## BEGIN Exercise input

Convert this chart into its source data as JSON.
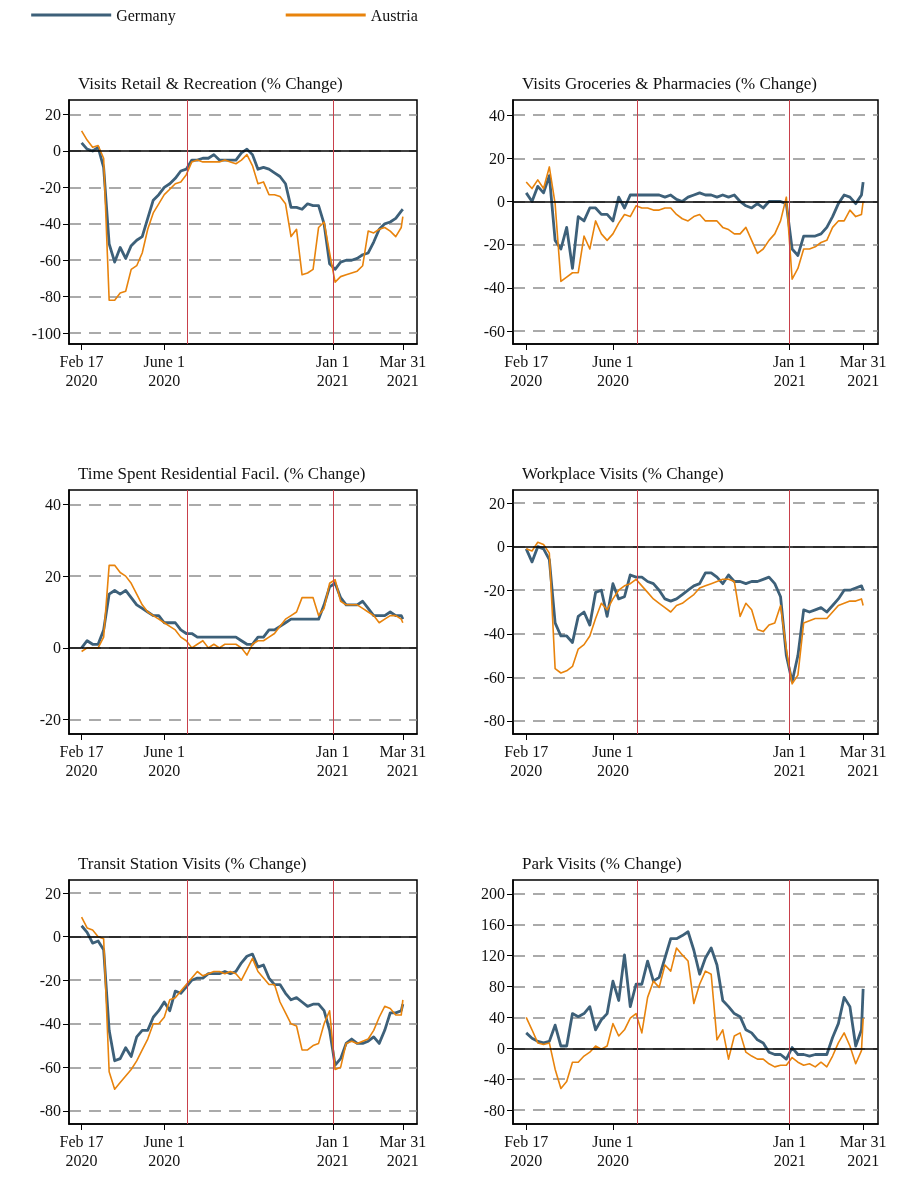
{
  "chart_data": [
    {
      "type": "line",
      "title": "Visits Retail & Recreation (% Change)",
      "legend": "top left",
      "grid": "y",
      "x": [
        "2020-02-17",
        "2020-02-24",
        "2020-03-02",
        "2020-03-09",
        "2020-03-16",
        "2020-03-23",
        "2020-03-30",
        "2020-04-06",
        "2020-04-13",
        "2020-04-20",
        "2020-04-27",
        "2020-05-04",
        "2020-05-11",
        "2020-05-18",
        "2020-05-25",
        "2020-06-01",
        "2020-06-08",
        "2020-06-15",
        "2020-06-22",
        "2020-06-29",
        "2020-07-06",
        "2020-07-13",
        "2020-07-20",
        "2020-07-27",
        "2020-08-03",
        "2020-08-10",
        "2020-08-17",
        "2020-08-24",
        "2020-08-31",
        "2020-09-07",
        "2020-09-14",
        "2020-09-21",
        "2020-09-28",
        "2020-10-05",
        "2020-10-12",
        "2020-10-19",
        "2020-10-26",
        "2020-11-02",
        "2020-11-09",
        "2020-11-16",
        "2020-11-23",
        "2020-11-30",
        "2020-12-07",
        "2020-12-14",
        "2020-12-21",
        "2020-12-28",
        "2021-01-04",
        "2021-01-11",
        "2021-01-18",
        "2021-01-25",
        "2021-02-01",
        "2021-02-08",
        "2021-02-15",
        "2021-02-22",
        "2021-03-01",
        "2021-03-08",
        "2021-03-15",
        "2021-03-22",
        "2021-03-29",
        "2021-03-31"
      ],
      "xlim": [
        "2020-02-01",
        "2021-04-18"
      ],
      "xticks": [
        {
          "value": "2020-02-17",
          "label": "Feb 17\n2020"
        },
        {
          "value": "2020-06-01",
          "label": "June 1\n2020"
        },
        {
          "value": "2021-01-01",
          "label": "Jan 1\n2021"
        },
        {
          "value": "2021-03-31",
          "label": "Mar 31\n2021"
        }
      ],
      "ylim": [
        -106,
        28
      ],
      "yticks": [
        -100,
        -80,
        -60,
        -40,
        -20,
        0,
        20
      ],
      "ref_lines": [
        {
          "axis": "y",
          "value": 0,
          "color": "#000000"
        },
        {
          "axis": "x",
          "value": "2020-06-30",
          "color": "#c8404b"
        },
        {
          "axis": "x",
          "value": "2021-01-01",
          "color": "#c8404b"
        }
      ],
      "series": [
        {
          "name": "Germany",
          "color": "#3d6079",
          "values": [
            4.5,
            1,
            0,
            2,
            -9,
            -51,
            -61,
            -53,
            -59,
            -52,
            -49,
            -47,
            -37,
            -27,
            -24,
            -20,
            -18,
            -15,
            -11,
            -10,
            -5,
            -5,
            -4,
            -4,
            -2,
            -5,
            -5,
            -5,
            -5,
            -1,
            1,
            -2,
            -10,
            -9,
            -10,
            -12,
            -14,
            -18,
            -31,
            -31,
            -32,
            -29,
            -30,
            -30,
            -40,
            -62,
            -65,
            -61,
            -60,
            -60,
            -59,
            -57,
            -56,
            -50,
            -43,
            -40,
            -39,
            -37,
            -33,
            -32
          ]
        },
        {
          "name": "Austria",
          "color": "#e8830c",
          "values": [
            11,
            6,
            2,
            3,
            -4,
            -82,
            -82,
            -78,
            -77,
            -65,
            -63,
            -56,
            -43,
            -34,
            -29,
            -24,
            -21,
            -18,
            -17,
            -13,
            -6,
            -5,
            -6,
            -6,
            -6,
            -6,
            -5,
            -6,
            -7,
            -5,
            -2,
            -8,
            -18,
            -17,
            -24,
            -24,
            -25,
            -29,
            -47,
            -43,
            -68,
            -67,
            -65,
            -42,
            -39,
            -56,
            -72,
            -69,
            -68,
            -67,
            -66,
            -63,
            -44,
            -45,
            -43,
            -42,
            -44,
            -47,
            -42,
            -36
          ]
        }
      ]
    },
    {
      "type": "line",
      "title": "Visits Groceries & Pharmacies (% Change)",
      "grid": "y",
      "x": [
        "2020-02-17",
        "2020-02-24",
        "2020-03-02",
        "2020-03-09",
        "2020-03-16",
        "2020-03-23",
        "2020-03-30",
        "2020-04-06",
        "2020-04-13",
        "2020-04-20",
        "2020-04-27",
        "2020-05-04",
        "2020-05-11",
        "2020-05-18",
        "2020-05-25",
        "2020-06-01",
        "2020-06-08",
        "2020-06-15",
        "2020-06-22",
        "2020-06-29",
        "2020-07-06",
        "2020-07-13",
        "2020-07-20",
        "2020-07-27",
        "2020-08-03",
        "2020-08-10",
        "2020-08-17",
        "2020-08-24",
        "2020-08-31",
        "2020-09-07",
        "2020-09-14",
        "2020-09-21",
        "2020-09-28",
        "2020-10-05",
        "2020-10-12",
        "2020-10-19",
        "2020-10-26",
        "2020-11-02",
        "2020-11-09",
        "2020-11-16",
        "2020-11-23",
        "2020-11-30",
        "2020-12-07",
        "2020-12-14",
        "2020-12-21",
        "2020-12-28",
        "2021-01-04",
        "2021-01-11",
        "2021-01-18",
        "2021-01-25",
        "2021-02-01",
        "2021-02-08",
        "2021-02-15",
        "2021-02-22",
        "2021-03-01",
        "2021-03-08",
        "2021-03-15",
        "2021-03-22",
        "2021-03-29",
        "2021-03-31"
      ],
      "xlim": [
        "2020-02-01",
        "2021-04-18"
      ],
      "xticks": [
        {
          "value": "2020-02-17",
          "label": "Feb 17\n2020"
        },
        {
          "value": "2020-06-01",
          "label": "June 1\n2020"
        },
        {
          "value": "2021-01-01",
          "label": "Jan 1\n2021"
        },
        {
          "value": "2021-03-31",
          "label": "Mar 31\n2021"
        }
      ],
      "ylim": [
        -66,
        47
      ],
      "yticks": [
        -60,
        -40,
        -20,
        0,
        20,
        40
      ],
      "ref_lines": [
        {
          "axis": "y",
          "value": 0,
          "color": "#000000"
        },
        {
          "axis": "x",
          "value": "2020-06-30",
          "color": "#c8404b"
        },
        {
          "axis": "x",
          "value": "2021-01-01",
          "color": "#c8404b"
        }
      ],
      "series": [
        {
          "color": "#3d6079",
          "values": [
            4,
            0,
            7,
            4,
            12,
            -18,
            -22,
            -12,
            -31,
            -7,
            -9,
            -3,
            -3,
            -6,
            -6,
            -9,
            2,
            -3,
            3,
            3,
            3,
            3,
            3,
            3,
            2,
            3,
            1,
            0,
            2,
            3,
            4,
            3,
            3,
            2,
            3,
            2,
            3,
            0,
            -2,
            -3,
            -1,
            -3,
            0,
            0,
            0,
            -1,
            -22,
            -25,
            -16,
            -16,
            -16,
            -15,
            -12,
            -7,
            -1,
            3,
            2,
            -1,
            3,
            9
          ]
        },
        {
          "color": "#e8830c",
          "values": [
            9,
            6,
            10,
            6,
            16,
            -1,
            -37,
            -35,
            -33,
            -33,
            -16,
            -22,
            -9,
            -15,
            -18,
            -15,
            -10,
            -6,
            -7,
            -2,
            -3,
            -3,
            -4,
            -4,
            -3,
            -3,
            -6,
            -8,
            -9,
            -7,
            -6,
            -9,
            -9,
            -9,
            -12,
            -13,
            -15,
            -15,
            -12,
            -18,
            -24,
            -22,
            -18,
            -15,
            -9,
            2,
            -36,
            -31,
            -22,
            -22,
            -21,
            -19,
            -18,
            -12,
            -9,
            -9,
            -4,
            -7,
            -6,
            0
          ]
        }
      ]
    },
    {
      "type": "line",
      "title": "Time Spent Residential Facil. (% Change)",
      "grid": "y",
      "x": [
        "2020-02-17",
        "2020-02-24",
        "2020-03-02",
        "2020-03-09",
        "2020-03-16",
        "2020-03-23",
        "2020-03-30",
        "2020-04-06",
        "2020-04-13",
        "2020-04-20",
        "2020-04-27",
        "2020-05-04",
        "2020-05-11",
        "2020-05-18",
        "2020-05-25",
        "2020-06-01",
        "2020-06-08",
        "2020-06-15",
        "2020-06-22",
        "2020-06-29",
        "2020-07-06",
        "2020-07-13",
        "2020-07-20",
        "2020-07-27",
        "2020-08-03",
        "2020-08-10",
        "2020-08-17",
        "2020-08-24",
        "2020-08-31",
        "2020-09-07",
        "2020-09-14",
        "2020-09-21",
        "2020-09-28",
        "2020-10-05",
        "2020-10-12",
        "2020-10-19",
        "2020-10-26",
        "2020-11-02",
        "2020-11-09",
        "2020-11-16",
        "2020-11-23",
        "2020-11-30",
        "2020-12-07",
        "2020-12-14",
        "2020-12-21",
        "2020-12-28",
        "2021-01-04",
        "2021-01-11",
        "2021-01-18",
        "2021-01-25",
        "2021-02-01",
        "2021-02-08",
        "2021-02-15",
        "2021-02-22",
        "2021-03-01",
        "2021-03-08",
        "2021-03-15",
        "2021-03-22",
        "2021-03-29",
        "2021-03-31"
      ],
      "xlim": [
        "2020-02-01",
        "2021-04-18"
      ],
      "xticks": [
        {
          "value": "2020-02-17",
          "label": "Feb 17\n2020"
        },
        {
          "value": "2020-06-01",
          "label": "June 1\n2020"
        },
        {
          "value": "2021-01-01",
          "label": "Jan 1\n2021"
        },
        {
          "value": "2021-03-31",
          "label": "Mar 31\n2021"
        }
      ],
      "ylim": [
        -24,
        44
      ],
      "yticks": [
        -20,
        0,
        20,
        40
      ],
      "ref_lines": [
        {
          "axis": "y",
          "value": 0,
          "color": "#000000"
        },
        {
          "axis": "x",
          "value": "2020-06-30",
          "color": "#c8404b"
        },
        {
          "axis": "x",
          "value": "2021-01-01",
          "color": "#c8404b"
        }
      ],
      "series": [
        {
          "color": "#3d6079",
          "values": [
            0,
            2,
            1,
            1,
            5,
            15,
            16,
            15,
            16,
            14,
            12,
            11,
            10,
            9,
            9,
            7,
            7,
            7,
            5,
            4,
            4,
            3,
            3,
            3,
            3,
            3,
            3,
            3,
            3,
            2,
            1,
            1,
            3,
            3,
            5,
            5,
            6,
            7,
            8,
            8,
            8,
            8,
            8,
            8,
            12,
            17,
            18,
            14,
            12,
            12,
            12,
            13,
            11,
            9,
            9,
            9,
            10,
            9,
            9,
            8
          ]
        },
        {
          "color": "#e8830c",
          "values": [
            -1,
            0,
            0,
            0,
            3,
            23,
            23,
            21,
            20,
            18,
            15,
            12,
            10,
            9,
            8,
            7,
            6,
            5,
            3,
            2,
            0,
            1,
            2,
            0,
            1,
            0,
            1,
            1,
            1,
            0,
            -2,
            1,
            2,
            2,
            3,
            4,
            6,
            8,
            9,
            10,
            14,
            14,
            14,
            9,
            11,
            18,
            19,
            13,
            12,
            12,
            12,
            11,
            10,
            9,
            7,
            8,
            9,
            9,
            8,
            7
          ]
        }
      ]
    },
    {
      "type": "line",
      "title": "Workplace Visits (% Change)",
      "grid": "y",
      "x": [
        "2020-02-17",
        "2020-02-24",
        "2020-03-02",
        "2020-03-09",
        "2020-03-16",
        "2020-03-23",
        "2020-03-30",
        "2020-04-06",
        "2020-04-13",
        "2020-04-20",
        "2020-04-27",
        "2020-05-04",
        "2020-05-11",
        "2020-05-18",
        "2020-05-25",
        "2020-06-01",
        "2020-06-08",
        "2020-06-15",
        "2020-06-22",
        "2020-06-29",
        "2020-07-06",
        "2020-07-13",
        "2020-07-20",
        "2020-07-27",
        "2020-08-03",
        "2020-08-10",
        "2020-08-17",
        "2020-08-24",
        "2020-08-31",
        "2020-09-07",
        "2020-09-14",
        "2020-09-21",
        "2020-09-28",
        "2020-10-05",
        "2020-10-12",
        "2020-10-19",
        "2020-10-26",
        "2020-11-02",
        "2020-11-09",
        "2020-11-16",
        "2020-11-23",
        "2020-11-30",
        "2020-12-07",
        "2020-12-14",
        "2020-12-21",
        "2020-12-28",
        "2021-01-04",
        "2021-01-11",
        "2021-01-18",
        "2021-01-25",
        "2021-02-01",
        "2021-02-08",
        "2021-02-15",
        "2021-02-22",
        "2021-03-01",
        "2021-03-08",
        "2021-03-15",
        "2021-03-22",
        "2021-03-29",
        "2021-03-31"
      ],
      "xlim": [
        "2020-02-01",
        "2021-04-18"
      ],
      "xticks": [
        {
          "value": "2020-02-17",
          "label": "Feb 17\n2020"
        },
        {
          "value": "2020-06-01",
          "label": "June 1\n2020"
        },
        {
          "value": "2021-01-01",
          "label": "Jan 1\n2021"
        },
        {
          "value": "2021-03-31",
          "label": "Mar 31\n2021"
        }
      ],
      "ylim": [
        -86,
        26
      ],
      "yticks": [
        -80,
        -60,
        -40,
        -20,
        0,
        20
      ],
      "ref_lines": [
        {
          "axis": "y",
          "value": 0,
          "color": "#000000"
        },
        {
          "axis": "x",
          "value": "2020-06-30",
          "color": "#c8404b"
        },
        {
          "axis": "x",
          "value": "2021-01-01",
          "color": "#c8404b"
        }
      ],
      "series": [
        {
          "color": "#3d6079",
          "values": [
            -1,
            -7,
            0,
            -1,
            -6,
            -35,
            -41,
            -41,
            -44,
            -32,
            -30,
            -36,
            -21,
            -20,
            -32,
            -17,
            -24,
            -23,
            -13,
            -14,
            -14,
            -16,
            -17,
            -20,
            -24,
            -25,
            -24,
            -22,
            -20,
            -18,
            -17,
            -12,
            -12,
            -14,
            -17,
            -13,
            -16,
            -16,
            -17,
            -16,
            -16,
            -15,
            -14,
            -17,
            -23,
            -50,
            -62,
            -50,
            -29,
            -30,
            -29,
            -28,
            -30,
            -27,
            -24,
            -20,
            -20,
            -19,
            -18,
            -20
          ]
        },
        {
          "color": "#e8830c",
          "values": [
            -1,
            -2,
            2,
            1,
            -3,
            -56,
            -58,
            -57,
            -55,
            -47,
            -45,
            -41,
            -33,
            -26,
            -29,
            -24,
            -20,
            -18,
            -17,
            -15,
            -18,
            -21,
            -24,
            -26,
            -28,
            -30,
            -27,
            -26,
            -24,
            -22,
            -19,
            -18,
            -17,
            -16,
            -15,
            -15,
            -16,
            -32,
            -26,
            -29,
            -38,
            -39,
            -36,
            -35,
            -27,
            -47,
            -63,
            -59,
            -35,
            -34,
            -33,
            -33,
            -33,
            -30,
            -27,
            -26,
            -25,
            -25,
            -24,
            -27
          ]
        }
      ]
    },
    {
      "type": "line",
      "title": "Transit Station Visits (% Change)",
      "grid": "y",
      "x": [
        "2020-02-17",
        "2020-02-24",
        "2020-03-02",
        "2020-03-09",
        "2020-03-16",
        "2020-03-23",
        "2020-03-30",
        "2020-04-06",
        "2020-04-13",
        "2020-04-20",
        "2020-04-27",
        "2020-05-04",
        "2020-05-11",
        "2020-05-18",
        "2020-05-25",
        "2020-06-01",
        "2020-06-08",
        "2020-06-15",
        "2020-06-22",
        "2020-06-29",
        "2020-07-06",
        "2020-07-13",
        "2020-07-20",
        "2020-07-27",
        "2020-08-03",
        "2020-08-10",
        "2020-08-17",
        "2020-08-24",
        "2020-08-31",
        "2020-09-07",
        "2020-09-14",
        "2020-09-21",
        "2020-09-28",
        "2020-10-05",
        "2020-10-12",
        "2020-10-19",
        "2020-10-26",
        "2020-11-02",
        "2020-11-09",
        "2020-11-16",
        "2020-11-23",
        "2020-11-30",
        "2020-12-07",
        "2020-12-14",
        "2020-12-21",
        "2020-12-28",
        "2021-01-04",
        "2021-01-11",
        "2021-01-18",
        "2021-01-25",
        "2021-02-01",
        "2021-02-08",
        "2021-02-15",
        "2021-02-22",
        "2021-03-01",
        "2021-03-08",
        "2021-03-15",
        "2021-03-22",
        "2021-03-29",
        "2021-03-31"
      ],
      "xlim": [
        "2020-02-01",
        "2021-04-18"
      ],
      "xticks": [
        {
          "value": "2020-02-17",
          "label": "Feb 17\n2020"
        },
        {
          "value": "2020-06-01",
          "label": "June 1\n2020"
        },
        {
          "value": "2021-01-01",
          "label": "Jan 1\n2021"
        },
        {
          "value": "2021-03-31",
          "label": "Mar 31\n2021"
        }
      ],
      "ylim": [
        -86,
        26
      ],
      "yticks": [
        -80,
        -60,
        -40,
        -20,
        0,
        20
      ],
      "ref_lines": [
        {
          "axis": "y",
          "value": 0,
          "color": "#000000"
        },
        {
          "axis": "x",
          "value": "2020-06-30",
          "color": "#c8404b"
        },
        {
          "axis": "x",
          "value": "2021-01-01",
          "color": "#c8404b"
        }
      ],
      "series": [
        {
          "color": "#3d6079",
          "values": [
            5,
            2,
            -3,
            -2,
            -6,
            -43,
            -57,
            -56,
            -51,
            -55,
            -46,
            -43,
            -43,
            -37,
            -34,
            -30,
            -34,
            -25,
            -26,
            -23,
            -20,
            -19,
            -19,
            -17,
            -17,
            -17,
            -16,
            -17,
            -16,
            -12,
            -9,
            -8,
            -14,
            -13,
            -19,
            -22,
            -22,
            -26,
            -29,
            -28,
            -30,
            -32,
            -31,
            -31,
            -34,
            -43,
            -59,
            -56,
            -49,
            -47,
            -49,
            -49,
            -48,
            -46,
            -49,
            -43,
            -35,
            -35,
            -34,
            -31
          ]
        },
        {
          "color": "#e8830c",
          "values": [
            9,
            4,
            3,
            0,
            -1,
            -62,
            -70,
            -67,
            -64,
            -61,
            -57,
            -52,
            -47,
            -40,
            -40,
            -37,
            -29,
            -28,
            -25,
            -22,
            -19,
            -16,
            -18,
            -17,
            -16,
            -16,
            -17,
            -16,
            -17,
            -20,
            -15,
            -10,
            -16,
            -19,
            -22,
            -22,
            -30,
            -35,
            -40,
            -41,
            -52,
            -52,
            -50,
            -49,
            -40,
            -34,
            -61,
            -60,
            -49,
            -48,
            -49,
            -48,
            -47,
            -43,
            -37,
            -32,
            -33,
            -36,
            -36,
            -29
          ]
        }
      ]
    },
    {
      "type": "line",
      "title": "Park Visits (% Change)",
      "grid": "y",
      "x": [
        "2020-02-17",
        "2020-02-24",
        "2020-03-02",
        "2020-03-09",
        "2020-03-16",
        "2020-03-23",
        "2020-03-30",
        "2020-04-06",
        "2020-04-13",
        "2020-04-20",
        "2020-04-27",
        "2020-05-04",
        "2020-05-11",
        "2020-05-18",
        "2020-05-25",
        "2020-06-01",
        "2020-06-08",
        "2020-06-15",
        "2020-06-22",
        "2020-06-29",
        "2020-07-06",
        "2020-07-13",
        "2020-07-20",
        "2020-07-27",
        "2020-08-03",
        "2020-08-10",
        "2020-08-17",
        "2020-08-24",
        "2020-08-31",
        "2020-09-07",
        "2020-09-14",
        "2020-09-21",
        "2020-09-28",
        "2020-10-05",
        "2020-10-12",
        "2020-10-19",
        "2020-10-26",
        "2020-11-02",
        "2020-11-09",
        "2020-11-16",
        "2020-11-23",
        "2020-11-30",
        "2020-12-07",
        "2020-12-14",
        "2020-12-21",
        "2020-12-28",
        "2021-01-04",
        "2021-01-11",
        "2021-01-18",
        "2021-01-25",
        "2021-02-01",
        "2021-02-08",
        "2021-02-15",
        "2021-02-22",
        "2021-03-01",
        "2021-03-08",
        "2021-03-15",
        "2021-03-22",
        "2021-03-29",
        "2021-03-31"
      ],
      "xlim": [
        "2020-02-01",
        "2021-04-18"
      ],
      "xticks": [
        {
          "value": "2020-02-17",
          "label": "Feb 17\n2020"
        },
        {
          "value": "2020-06-01",
          "label": "June 1\n2020"
        },
        {
          "value": "2021-01-01",
          "label": "Jan 1\n2021"
        },
        {
          "value": "2021-03-31",
          "label": "Mar 31\n2021"
        }
      ],
      "ylim": [
        -98,
        218
      ],
      "yticks": [
        -80,
        -40,
        0,
        40,
        80,
        120,
        160,
        200
      ],
      "ref_lines": [
        {
          "axis": "y",
          "value": 0,
          "color": "#000000"
        },
        {
          "axis": "x",
          "value": "2020-06-30",
          "color": "#c8404b"
        },
        {
          "axis": "x",
          "value": "2021-01-01",
          "color": "#c8404b"
        }
      ],
      "series": [
        {
          "color": "#3d6079",
          "values": [
            20,
            13,
            9,
            7,
            9,
            30,
            3,
            3,
            45,
            41,
            45,
            54,
            24,
            37,
            45,
            87,
            62,
            121,
            54,
            83,
            83,
            113,
            87,
            92,
            117,
            142,
            142,
            146,
            151,
            127,
            96,
            117,
            130,
            108,
            62,
            54,
            45,
            41,
            24,
            20,
            11,
            7,
            -5,
            -8,
            -8,
            -14,
            1,
            -8,
            -8,
            -10,
            -8,
            -8,
            -8,
            14,
            32,
            66,
            54,
            3,
            24,
            77
          ]
        },
        {
          "color": "#e8830c",
          "values": [
            40,
            24,
            7,
            5,
            7,
            -27,
            -52,
            -43,
            -18,
            -18,
            -10,
            -5,
            3,
            -1,
            3,
            32,
            16,
            24,
            39,
            45,
            20,
            66,
            87,
            79,
            108,
            100,
            130,
            121,
            113,
            58,
            83,
            100,
            96,
            11,
            24,
            -14,
            16,
            20,
            -5,
            -10,
            -14,
            -14,
            -20,
            -24,
            -22,
            -22,
            -12,
            -18,
            -22,
            -20,
            -24,
            -18,
            -24,
            -10,
            7,
            20,
            3,
            -20,
            -3,
            39
          ]
        }
      ]
    }
  ]
}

## END Exercise input

## Problem description
Write down every line of the data above that includes the string "Change".

## Written solution
      "title": "Visits Retail & Recreation (% Change)",
      "title": "Visits Groceries & Pharmacies (% Change)",
      "title": "Time Spent Residential Facil. (% Change)",
      "title": "Workplace Visits (% Change)",
      "title": "Transit Station Visits (% Change)",
      "title": "Park Visits (% Change)",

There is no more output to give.